====== Record set ======
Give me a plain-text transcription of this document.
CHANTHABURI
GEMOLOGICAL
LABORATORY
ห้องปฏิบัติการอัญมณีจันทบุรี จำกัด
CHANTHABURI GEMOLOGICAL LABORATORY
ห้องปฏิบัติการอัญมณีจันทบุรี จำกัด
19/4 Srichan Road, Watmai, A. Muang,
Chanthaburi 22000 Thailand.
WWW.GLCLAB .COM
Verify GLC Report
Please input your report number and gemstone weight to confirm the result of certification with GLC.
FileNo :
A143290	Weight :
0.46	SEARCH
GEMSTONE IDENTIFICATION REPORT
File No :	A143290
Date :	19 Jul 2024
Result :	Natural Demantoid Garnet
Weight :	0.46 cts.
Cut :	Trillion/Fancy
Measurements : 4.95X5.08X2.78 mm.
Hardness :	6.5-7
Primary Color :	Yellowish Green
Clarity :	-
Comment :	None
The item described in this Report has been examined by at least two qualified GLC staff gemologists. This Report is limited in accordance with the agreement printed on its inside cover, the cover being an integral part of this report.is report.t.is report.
======
▸ Set exercise: Where a line holds the string "with", copy that line.

▸ Response:
Please input your report number and gemstone weight to confirm the result of certification with GLC.
The item described in this Report has been examined by at least two qualified GLC staff gemologists. This Report is limited in accordance with the agreement printed on its inside cover, the cover being an integral part of this report.is report.t.is report.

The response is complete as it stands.